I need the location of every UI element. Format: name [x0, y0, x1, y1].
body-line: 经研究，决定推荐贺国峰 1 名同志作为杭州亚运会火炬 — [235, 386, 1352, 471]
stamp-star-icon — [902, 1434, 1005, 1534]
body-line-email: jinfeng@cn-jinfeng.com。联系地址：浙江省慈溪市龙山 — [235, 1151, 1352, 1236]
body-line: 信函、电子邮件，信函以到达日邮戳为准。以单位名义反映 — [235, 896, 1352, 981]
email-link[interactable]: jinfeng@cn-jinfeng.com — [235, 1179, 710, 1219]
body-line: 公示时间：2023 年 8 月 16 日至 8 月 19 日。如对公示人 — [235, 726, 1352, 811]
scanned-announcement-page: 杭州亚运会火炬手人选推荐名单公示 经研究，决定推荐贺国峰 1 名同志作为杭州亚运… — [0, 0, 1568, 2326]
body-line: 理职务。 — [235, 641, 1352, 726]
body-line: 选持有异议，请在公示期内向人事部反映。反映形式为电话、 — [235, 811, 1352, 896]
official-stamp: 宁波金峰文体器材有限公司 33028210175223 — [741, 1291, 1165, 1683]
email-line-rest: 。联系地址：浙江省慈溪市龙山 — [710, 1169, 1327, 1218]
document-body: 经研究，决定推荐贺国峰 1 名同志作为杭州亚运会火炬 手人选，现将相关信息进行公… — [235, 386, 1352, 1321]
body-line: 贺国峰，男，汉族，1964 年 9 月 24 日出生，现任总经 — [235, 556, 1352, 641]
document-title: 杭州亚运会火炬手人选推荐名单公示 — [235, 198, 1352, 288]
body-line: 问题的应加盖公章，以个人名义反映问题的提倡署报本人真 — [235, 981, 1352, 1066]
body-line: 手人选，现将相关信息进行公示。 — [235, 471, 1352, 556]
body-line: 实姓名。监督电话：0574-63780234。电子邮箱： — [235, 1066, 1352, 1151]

_SET TASK_.
Reproduce the listing above, changing "official-stamp" to "company-seal" and keeping everything else the same.

_RESULT OF THE TASK_.
I need the location of every UI element. Format: name [x0, y0, x1, y1].
body-line: 经研究，决定推荐贺国峰 1 名同志作为杭州亚运会火炬 — [235, 386, 1352, 471]
stamp-star-icon — [902, 1434, 1005, 1534]
body-line-email: jinfeng@cn-jinfeng.com。联系地址：浙江省慈溪市龙山 — [235, 1151, 1352, 1236]
body-line: 信函、电子邮件，信函以到达日邮戳为准。以单位名义反映 — [235, 896, 1352, 981]
email-link[interactable]: jinfeng@cn-jinfeng.com — [235, 1179, 710, 1219]
body-line: 公示时间：2023 年 8 月 16 日至 8 月 19 日。如对公示人 — [235, 726, 1352, 811]
scanned-announcement-page: 杭州亚运会火炬手人选推荐名单公示 经研究，决定推荐贺国峰 1 名同志作为杭州亚运… — [0, 0, 1568, 2326]
body-line: 理职务。 — [235, 641, 1352, 726]
body-line: 选持有异议，请在公示期内向人事部反映。反映形式为电话、 — [235, 811, 1352, 896]
company-seal: 宁波金峰文体器材有限公司 33028210175223 — [741, 1291, 1165, 1683]
email-line-rest: 。联系地址：浙江省慈溪市龙山 — [710, 1169, 1327, 1218]
document-body: 经研究，决定推荐贺国峰 1 名同志作为杭州亚运会火炬 手人选，现将相关信息进行公… — [235, 386, 1352, 1321]
body-line: 贺国峰，男，汉族，1964 年 9 月 24 日出生，现任总经 — [235, 556, 1352, 641]
document-title: 杭州亚运会火炬手人选推荐名单公示 — [235, 198, 1352, 288]
body-line: 问题的应加盖公章，以个人名义反映问题的提倡署报本人真 — [235, 981, 1352, 1066]
body-line: 手人选，现将相关信息进行公示。 — [235, 471, 1352, 556]
body-line: 实姓名。监督电话：0574-63780234。电子邮箱： — [235, 1066, 1352, 1151]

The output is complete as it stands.